• **WRITTEN EXERCISE**:
Retype all of the data exactly as given.

(Saved entries)

————

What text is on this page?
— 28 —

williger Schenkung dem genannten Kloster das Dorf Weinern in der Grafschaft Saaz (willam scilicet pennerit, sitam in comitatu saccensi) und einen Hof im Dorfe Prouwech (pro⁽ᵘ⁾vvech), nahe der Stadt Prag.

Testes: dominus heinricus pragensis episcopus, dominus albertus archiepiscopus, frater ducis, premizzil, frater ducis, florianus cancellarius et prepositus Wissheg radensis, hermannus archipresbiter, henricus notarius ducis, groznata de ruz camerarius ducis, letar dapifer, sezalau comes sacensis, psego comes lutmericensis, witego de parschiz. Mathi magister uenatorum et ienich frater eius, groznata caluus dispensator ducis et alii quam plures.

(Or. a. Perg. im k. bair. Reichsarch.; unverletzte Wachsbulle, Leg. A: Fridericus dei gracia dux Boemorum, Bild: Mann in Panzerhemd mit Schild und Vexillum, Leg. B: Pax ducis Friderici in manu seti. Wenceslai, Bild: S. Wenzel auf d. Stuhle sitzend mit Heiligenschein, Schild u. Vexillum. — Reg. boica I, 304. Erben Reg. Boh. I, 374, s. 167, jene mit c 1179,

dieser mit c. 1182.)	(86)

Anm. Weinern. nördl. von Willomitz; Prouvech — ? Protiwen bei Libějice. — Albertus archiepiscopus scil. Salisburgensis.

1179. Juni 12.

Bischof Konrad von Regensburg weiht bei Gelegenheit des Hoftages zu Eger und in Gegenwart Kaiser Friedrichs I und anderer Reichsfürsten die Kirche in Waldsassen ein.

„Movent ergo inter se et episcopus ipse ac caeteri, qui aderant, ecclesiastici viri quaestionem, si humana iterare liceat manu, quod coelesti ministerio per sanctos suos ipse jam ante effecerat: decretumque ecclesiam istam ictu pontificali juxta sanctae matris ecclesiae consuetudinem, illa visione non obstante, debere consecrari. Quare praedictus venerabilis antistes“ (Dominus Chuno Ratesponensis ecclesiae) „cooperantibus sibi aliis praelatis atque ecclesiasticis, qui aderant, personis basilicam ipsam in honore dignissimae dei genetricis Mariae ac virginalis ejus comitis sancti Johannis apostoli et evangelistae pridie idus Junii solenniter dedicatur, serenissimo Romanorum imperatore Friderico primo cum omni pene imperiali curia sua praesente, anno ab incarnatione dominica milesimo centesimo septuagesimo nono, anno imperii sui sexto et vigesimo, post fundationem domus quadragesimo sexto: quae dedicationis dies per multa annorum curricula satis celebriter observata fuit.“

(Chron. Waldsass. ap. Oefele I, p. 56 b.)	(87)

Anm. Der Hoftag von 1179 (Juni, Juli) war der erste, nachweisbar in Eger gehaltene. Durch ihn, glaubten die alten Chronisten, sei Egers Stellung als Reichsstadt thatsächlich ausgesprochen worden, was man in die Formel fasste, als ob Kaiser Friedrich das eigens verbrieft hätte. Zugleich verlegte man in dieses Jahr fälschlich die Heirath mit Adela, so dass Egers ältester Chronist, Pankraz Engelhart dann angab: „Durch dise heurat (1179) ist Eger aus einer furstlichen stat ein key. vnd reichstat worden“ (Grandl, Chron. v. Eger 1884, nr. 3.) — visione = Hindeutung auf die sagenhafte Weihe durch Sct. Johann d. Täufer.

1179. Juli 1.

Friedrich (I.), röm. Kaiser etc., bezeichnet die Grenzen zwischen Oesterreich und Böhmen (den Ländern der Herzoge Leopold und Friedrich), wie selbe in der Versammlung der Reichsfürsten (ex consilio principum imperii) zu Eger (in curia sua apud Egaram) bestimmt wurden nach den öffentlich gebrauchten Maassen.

————

• **SOLVED PROBLEM**:
What text is on this page?
— 28 —

williger Schenkung dem genannten Kloster das Dorf Weinern in der Grafschaft Saaz (willam scilicet pennerit, sitam in comitatu saccensi) und einen Hof im Dorfe Prouwech (pro⁽ᵘ⁾vvech), nahe der Stadt Prag.

Testes: dominus heinricus pragensis episcopus, dominus albertus archiepiscopus, frater ducis, premizzil, frater ducis, florianus cancellarius et prepositus Wissheg radensis, hermannus archipresbiter, henricus notarius ducis, groznata de ruz camerarius ducis, letar dapifer, sezalau comes sacensis, psego comes lutmericensis, witego de parschiz. Mathi magister uenatorum et ienich frater eius, groznata caluus dispensator ducis et alii quam plures.

(Or. a. Perg. im k. bair. Reichsarch.; unverletzte Wachsbulle, Leg. A: Fridericus dei gracia dux Boemorum, Bild: Mann in Panzerhemd mit Schild und Vexillum, Leg. B: Pax ducis Friderici in manu seti. Wenceslai, Bild: S. Wenzel auf d. Stuhle sitzend mit Heiligenschein, Schild u. Vexillum. — Reg. boica I, 304. Erben Reg. Boh. I, 374, s. 167, jene mit c 1179,

dieser mit c. 1182.)	(86)

Anm. Weinern. nördl. von Willomitz; Prouvech — ? Protiwen bei Libějice. — Albertus archiepiscopus scil. Salisburgensis.

1179. Juni 12.

Bischof Konrad von Regensburg weiht bei Gelegenheit des Hoftages zu Eger und in Gegenwart Kaiser Friedrichs I und anderer Reichsfürsten die Kirche in Waldsassen ein.

„Movent ergo inter se et episcopus ipse ac caeteri, qui aderant, ecclesiastici viri quaestionem, si humana iterare liceat manu, quod coelesti ministerio per sanctos suos ipse jam ante effecerat: decretumque ecclesiam istam ictu pontificali juxta sanctae matris ecclesiae consuetudinem, illa visione non obstante, debere consecrari. Quare praedictus venerabilis antistes“ (Dominus Chuno Ratesponensis ecclesiae) „cooperantibus sibi aliis praelatis atque ecclesiasticis, qui aderant, personis basilicam ipsam in honore dignissimae dei genetricis Mariae ac virginalis ejus comitis sancti Johannis apostoli et evangelistae pridie idus Junii solenniter dedicatur, serenissimo Romanorum imperatore Friderico primo cum omni pene imperiali curia sua praesente, anno ab incarnatione dominica milesimo centesimo septuagesimo nono, anno imperii sui sexto et vigesimo, post fundationem domus quadragesimo sexto: quae dedicationis dies per multa annorum curricula satis celebriter observata fuit.“

(Chron. Waldsass. ap. Oefele I, p. 56 b.)	(87)

Anm. Der Hoftag von 1179 (Juni, Juli) war der erste, nachweisbar in Eger gehaltene. Durch ihn, glaubten die alten Chronisten, sei Egers Stellung als Reichsstadt thatsächlich ausgesprochen worden, was man in die Formel fasste, als ob Kaiser Friedrich das eigens verbrieft hätte. Zugleich verlegte man in dieses Jahr fälschlich die Heirath mit Adela, so dass Egers ältester Chronist, Pankraz Engelhart dann angab: „Durch dise heurat (1179) ist Eger aus einer furstlichen stat ein key. vnd reichstat worden“ (Grandl, Chron. v. Eger 1884, nr. 3.) — visione = Hindeutung auf die sagenhafte Weihe durch Sct. Johann d. Täufer.

1179. Juli 1.

Friedrich (I.), röm. Kaiser etc., bezeichnet die Grenzen zwischen Oesterreich und Böhmen (den Ländern der Herzoge Leopold und Friedrich), wie selbe in der Versammlung der Reichsfürsten (ex consilio principum imperii) zu Eger (in curia sua apud Egaram) bestimmt wurden nach den öffentlich gebrauchten Maassen.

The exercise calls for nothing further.